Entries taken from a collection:
----------------
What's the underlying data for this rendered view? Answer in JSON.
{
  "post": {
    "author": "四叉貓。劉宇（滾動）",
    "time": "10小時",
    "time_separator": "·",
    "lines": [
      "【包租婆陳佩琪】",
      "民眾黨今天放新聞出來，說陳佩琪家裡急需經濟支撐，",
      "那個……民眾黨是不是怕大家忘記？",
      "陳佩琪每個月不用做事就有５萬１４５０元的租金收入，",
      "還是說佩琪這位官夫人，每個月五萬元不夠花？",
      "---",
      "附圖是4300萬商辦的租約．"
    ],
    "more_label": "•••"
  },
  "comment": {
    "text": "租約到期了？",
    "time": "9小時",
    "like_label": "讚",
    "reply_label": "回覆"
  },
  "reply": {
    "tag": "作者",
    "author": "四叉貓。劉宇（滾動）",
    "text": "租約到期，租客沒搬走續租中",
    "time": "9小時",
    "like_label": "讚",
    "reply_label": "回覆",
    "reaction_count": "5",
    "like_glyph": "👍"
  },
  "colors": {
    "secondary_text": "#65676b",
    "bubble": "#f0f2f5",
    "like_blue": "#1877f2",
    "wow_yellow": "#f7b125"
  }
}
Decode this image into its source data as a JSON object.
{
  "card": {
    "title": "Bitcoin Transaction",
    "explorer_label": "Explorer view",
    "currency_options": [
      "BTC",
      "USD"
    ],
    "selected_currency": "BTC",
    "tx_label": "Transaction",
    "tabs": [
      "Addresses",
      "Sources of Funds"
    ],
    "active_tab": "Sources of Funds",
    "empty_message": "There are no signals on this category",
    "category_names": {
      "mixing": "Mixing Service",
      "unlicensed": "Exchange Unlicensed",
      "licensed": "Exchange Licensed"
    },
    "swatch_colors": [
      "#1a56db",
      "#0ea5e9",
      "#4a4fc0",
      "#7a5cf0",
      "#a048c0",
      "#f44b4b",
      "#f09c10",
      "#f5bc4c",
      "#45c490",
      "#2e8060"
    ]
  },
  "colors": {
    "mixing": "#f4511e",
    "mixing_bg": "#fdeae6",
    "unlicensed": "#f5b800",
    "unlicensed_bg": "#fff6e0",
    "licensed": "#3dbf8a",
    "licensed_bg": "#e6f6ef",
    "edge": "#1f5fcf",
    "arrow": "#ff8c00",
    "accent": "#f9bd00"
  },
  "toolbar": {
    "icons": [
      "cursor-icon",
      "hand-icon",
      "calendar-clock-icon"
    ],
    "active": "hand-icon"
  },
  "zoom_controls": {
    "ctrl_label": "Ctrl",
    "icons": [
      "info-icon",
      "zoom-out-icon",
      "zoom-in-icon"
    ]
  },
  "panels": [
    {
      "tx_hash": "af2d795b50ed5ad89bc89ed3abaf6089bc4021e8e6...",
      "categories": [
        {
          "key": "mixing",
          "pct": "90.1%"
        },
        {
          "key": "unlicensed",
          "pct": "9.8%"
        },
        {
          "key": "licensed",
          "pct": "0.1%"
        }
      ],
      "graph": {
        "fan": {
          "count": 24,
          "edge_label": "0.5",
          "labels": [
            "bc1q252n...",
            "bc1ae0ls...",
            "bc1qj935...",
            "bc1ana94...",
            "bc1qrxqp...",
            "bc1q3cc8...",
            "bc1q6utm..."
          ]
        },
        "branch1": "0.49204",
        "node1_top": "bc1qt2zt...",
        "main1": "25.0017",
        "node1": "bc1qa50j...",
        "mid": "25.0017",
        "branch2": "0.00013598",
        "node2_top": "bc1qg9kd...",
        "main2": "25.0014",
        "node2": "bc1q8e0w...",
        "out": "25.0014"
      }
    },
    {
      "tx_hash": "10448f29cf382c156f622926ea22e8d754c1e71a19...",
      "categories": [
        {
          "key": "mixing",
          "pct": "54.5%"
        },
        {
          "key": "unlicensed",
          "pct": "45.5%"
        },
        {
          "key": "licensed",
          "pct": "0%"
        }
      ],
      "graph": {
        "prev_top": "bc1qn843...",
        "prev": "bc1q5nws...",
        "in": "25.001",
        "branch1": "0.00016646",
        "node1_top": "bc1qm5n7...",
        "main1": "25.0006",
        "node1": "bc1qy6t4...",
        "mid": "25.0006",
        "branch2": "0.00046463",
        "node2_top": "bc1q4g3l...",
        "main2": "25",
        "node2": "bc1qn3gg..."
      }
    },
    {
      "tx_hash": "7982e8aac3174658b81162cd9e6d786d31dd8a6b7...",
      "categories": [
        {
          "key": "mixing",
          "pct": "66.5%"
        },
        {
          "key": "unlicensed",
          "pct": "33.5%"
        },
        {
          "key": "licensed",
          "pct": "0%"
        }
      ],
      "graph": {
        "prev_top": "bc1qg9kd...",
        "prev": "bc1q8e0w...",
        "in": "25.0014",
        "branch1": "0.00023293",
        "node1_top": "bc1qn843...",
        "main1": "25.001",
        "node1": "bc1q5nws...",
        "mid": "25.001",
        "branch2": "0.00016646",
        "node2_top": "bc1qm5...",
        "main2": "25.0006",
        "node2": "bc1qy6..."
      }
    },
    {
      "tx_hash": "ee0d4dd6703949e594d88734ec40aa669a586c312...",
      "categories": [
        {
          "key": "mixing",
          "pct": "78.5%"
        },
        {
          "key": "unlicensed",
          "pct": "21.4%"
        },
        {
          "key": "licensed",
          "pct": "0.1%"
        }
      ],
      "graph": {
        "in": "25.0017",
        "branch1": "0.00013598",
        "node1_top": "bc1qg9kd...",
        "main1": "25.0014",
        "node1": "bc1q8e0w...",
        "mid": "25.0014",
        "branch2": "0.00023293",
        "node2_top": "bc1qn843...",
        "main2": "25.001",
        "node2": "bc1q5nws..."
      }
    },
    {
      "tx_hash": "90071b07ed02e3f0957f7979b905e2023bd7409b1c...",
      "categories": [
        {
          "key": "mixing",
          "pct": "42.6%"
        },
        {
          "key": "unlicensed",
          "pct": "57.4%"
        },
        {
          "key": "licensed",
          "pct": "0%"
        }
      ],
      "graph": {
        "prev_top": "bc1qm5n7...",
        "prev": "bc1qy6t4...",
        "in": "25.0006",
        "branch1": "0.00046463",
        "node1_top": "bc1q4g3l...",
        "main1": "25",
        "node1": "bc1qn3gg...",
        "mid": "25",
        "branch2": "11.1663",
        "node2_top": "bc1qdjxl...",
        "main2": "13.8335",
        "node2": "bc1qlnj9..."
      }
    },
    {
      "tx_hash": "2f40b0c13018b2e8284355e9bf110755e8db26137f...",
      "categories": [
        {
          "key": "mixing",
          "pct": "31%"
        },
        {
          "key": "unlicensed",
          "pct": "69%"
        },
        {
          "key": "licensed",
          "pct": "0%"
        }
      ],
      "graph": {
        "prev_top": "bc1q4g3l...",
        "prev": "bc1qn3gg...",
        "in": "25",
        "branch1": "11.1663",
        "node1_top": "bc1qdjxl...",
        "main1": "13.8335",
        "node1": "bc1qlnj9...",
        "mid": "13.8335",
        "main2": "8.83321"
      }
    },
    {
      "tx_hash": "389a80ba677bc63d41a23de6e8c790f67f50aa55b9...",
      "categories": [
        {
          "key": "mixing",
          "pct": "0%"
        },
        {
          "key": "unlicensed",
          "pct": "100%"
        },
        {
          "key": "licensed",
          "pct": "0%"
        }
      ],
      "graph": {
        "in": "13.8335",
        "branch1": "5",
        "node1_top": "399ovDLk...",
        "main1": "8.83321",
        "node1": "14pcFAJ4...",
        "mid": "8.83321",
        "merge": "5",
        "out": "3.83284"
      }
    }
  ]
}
----------------
Written task:
Every line of the material must be returned exactly as it appears.

Response below:
What's the underlying data for this rendered view? Answer in JSON.
{
  "post": {
    "author": "四叉貓。劉宇（滾動）",
    "time": "10小時",
    "time_separator": "·",
    "lines": [
      "【包租婆陳佩琪】",
      "民眾黨今天放新聞出來，說陳佩琪家裡急需經濟支撐，",
      "那個……民眾黨是不是怕大家忘記？",
      "陳佩琪每個月不用做事就有５萬１４５０元的租金收入，",
      "還是說佩琪這位官夫人，每個月五萬元不夠花？",
      "---",
      "附圖是4300萬商辦的租約．"
    ],
    "more_label": "•••"
  },
  "comment": {
    "text": "租約到期了？",
    "time": "9小時",
    "like_label": "讚",
    "reply_label": "回覆"
  },
  "reply": {
    "tag": "作者",
    "author": "四叉貓。劉宇（滾動）",
    "text": "租約到期，租客沒搬走續租中",
    "time": "9小時",
    "like_label": "讚",
    "reply_label": "回覆",
    "reaction_count": "5",
    "like_glyph": "👍"
  },
  "colors": {
    "secondary_text": "#65676b",
    "bubble": "#f0f2f5",
    "like_blue": "#1877f2",
    "wow_yellow": "#f7b125"
  }
}
Decode this image into its source data as a JSON object.
{
  "card": {
    "title": "Bitcoin Transaction",
    "explorer_label": "Explorer view",
    "currency_options": [
      "BTC",
      "USD"
    ],
    "selected_currency": "BTC",
    "tx_label": "Transaction",
    "tabs": [
      "Addresses",
      "Sources of Funds"
    ],
    "active_tab": "Sources of Funds",
    "empty_message": "There are no signals on this category",
    "category_names": {
      "mixing": "Mixing Service",
      "unlicensed": "Exchange Unlicensed",
      "licensed": "Exchange Licensed"
    },
    "swatch_colors": [
      "#1a56db",
      "#0ea5e9",
      "#4a4fc0",
      "#7a5cf0",
      "#a048c0",
      "#f44b4b",
      "#f09c10",
      "#f5bc4c",
      "#45c490",
      "#2e8060"
    ]
  },
  "colors": {
    "mixing": "#f4511e",
    "mixing_bg": "#fdeae6",
    "unlicensed": "#f5b800",
    "unlicensed_bg": "#fff6e0",
    "licensed": "#3dbf8a",
    "licensed_bg": "#e6f6ef",
    "edge": "#1f5fcf",
    "arrow": "#ff8c00",
    "accent": "#f9bd00"
  },
  "toolbar": {
    "icons": [
      "cursor-icon",
      "hand-icon",
      "calendar-clock-icon"
    ],
    "active": "hand-icon"
  },
  "zoom_controls": {
    "ctrl_label": "Ctrl",
    "icons": [
      "info-icon",
      "zoom-out-icon",
      "zoom-in-icon"
    ]
  },
  "panels": [
    {
      "tx_hash": "af2d795b50ed5ad89bc89ed3abaf6089bc4021e8e6...",
      "categories": [
        {
          "key": "mixing",
          "pct": "90.1%"
        },
        {
          "key": "unlicensed",
          "pct": "9.8%"
        },
        {
          "key": "licensed",
          "pct": "0.1%"
        }
      ],
      "graph": {
        "fan": {
          "count": 24,
          "edge_label": "0.5",
          "labels": [
            "bc1q252n...",
            "bc1ae0ls...",
            "bc1qj935...",
            "bc1ana94...",
            "bc1qrxqp...",
            "bc1q3cc8...",
            "bc1q6utm..."
          ]
        },
        "branch1": "0.49204",
        "node1_top": "bc1qt2zt...",
        "main1": "25.0017",
        "node1": "bc1qa50j...",
        "mid": "25.0017",
        "branch2": "0.00013598",
        "node2_top": "bc1qg9kd...",
        "main2": "25.0014",
        "node2": "bc1q8e0w...",
        "out": "25.0014"
      }
    },
    {
      "tx_hash": "10448f29cf382c156f622926ea22e8d754c1e71a19...",
      "categories": [
        {
          "key": "mixing",
          "pct": "54.5%"
        },
        {
          "key": "unlicensed",
          "pct": "45.5%"
        },
        {
          "key": "licensed",
          "pct": "0%"
        }
      ],
      "graph": {
        "prev_top": "bc1qn843...",
        "prev": "bc1q5nws...",
        "in": "25.001",
        "branch1": "0.00016646",
        "node1_top": "bc1qm5n7...",
        "main1": "25.0006",
        "node1": "bc1qy6t4...",
        "mid": "25.0006",
        "branch2": "0.00046463",
        "node2_top": "bc1q4g3l...",
        "main2": "25",
        "node2": "bc1qn3gg..."
      }
    },
    {
      "tx_hash": "7982e8aac3174658b81162cd9e6d786d31dd8a6b7...",
      "categories": [
        {
          "key": "mixing",
          "pct": "66.5%"
        },
        {
          "key": "unlicensed",
          "pct": "33.5%"
        },
        {
          "key": "licensed",
          "pct": "0%"
        }
      ],
      "graph": {
        "prev_top": "bc1qg9kd...",
        "prev": "bc1q8e0w...",
        "in": "25.0014",
        "branch1": "0.00023293",
        "node1_top": "bc1qn843...",
        "main1": "25.001",
        "node1": "bc1q5nws...",
        "mid": "25.001",
        "branch2": "0.00016646",
        "node2_top": "bc1qm5...",
        "main2": "25.0006",
        "node2": "bc1qy6..."
      }
    },
    {
      "tx_hash": "ee0d4dd6703949e594d88734ec40aa669a586c312...",
      "categories": [
        {
          "key": "mixing",
          "pct": "78.5%"
        },
        {
          "key": "unlicensed",
          "pct": "21.4%"
        },
        {
          "key": "licensed",
          "pct": "0.1%"
        }
      ],
      "graph": {
        "in": "25.0017",
        "branch1": "0.00013598",
        "node1_top": "bc1qg9kd...",
        "main1": "25.0014",
        "node1": "bc1q8e0w...",
        "mid": "25.0014",
        "branch2": "0.00023293",
        "node2_top": "bc1qn843...",
        "main2": "25.001",
        "node2": "bc1q5nws..."
      }
    },
    {
      "tx_hash": "90071b07ed02e3f0957f7979b905e2023bd7409b1c...",
      "categories": [
        {
          "key": "mixing",
          "pct": "42.6%"
        },
        {
          "key": "unlicensed",
          "pct": "57.4%"
        },
        {
          "key": "licensed",
          "pct": "0%"
        }
      ],
      "graph": {
        "prev_top": "bc1qm5n7...",
        "prev": "bc1qy6t4...",
        "in": "25.0006",
        "branch1": "0.00046463",
        "node1_top": "bc1q4g3l...",
        "main1": "25",
        "node1": "bc1qn3gg...",
        "mid": "25",
        "branch2": "11.1663",
        "node2_top": "bc1qdjxl...",
        "main2": "13.8335",
        "node2": "bc1qlnj9..."
      }
    },
    {
      "tx_hash": "2f40b0c13018b2e8284355e9bf110755e8db26137f...",
      "categories": [
        {
          "key": "mixing",
          "pct": "31%"
        },
        {
          "key": "unlicensed",
          "pct": "69%"
        },
        {
          "key": "licensed",
          "pct": "0%"
        }
      ],
      "graph": {
        "prev_top": "bc1q4g3l...",
        "prev": "bc1qn3gg...",
        "in": "25",
        "branch1": "11.1663",
        "node1_top": "bc1qdjxl...",
        "main1": "13.8335",
        "node1": "bc1qlnj9...",
        "mid": "13.8335",
        "main2": "8.83321"
      }
    },
    {
      "tx_hash": "389a80ba677bc63d41a23de6e8c790f67f50aa55b9...",
      "categories": [
        {
          "key": "mixing",
          "pct": "0%"
        },
        {
          "key": "unlicensed",
          "pct": "100%"
        },
        {
          "key": "licensed",
          "pct": "0%"
        }
      ],
      "graph": {
        "in": "13.8335",
        "branch1": "5",
        "node1_top": "399ovDLk...",
        "main1": "8.83321",
        "node1": "14pcFAJ4...",
        "mid": "8.83321",
        "merge": "5",
        "out": "3.83284"
      }
    }
  ]
}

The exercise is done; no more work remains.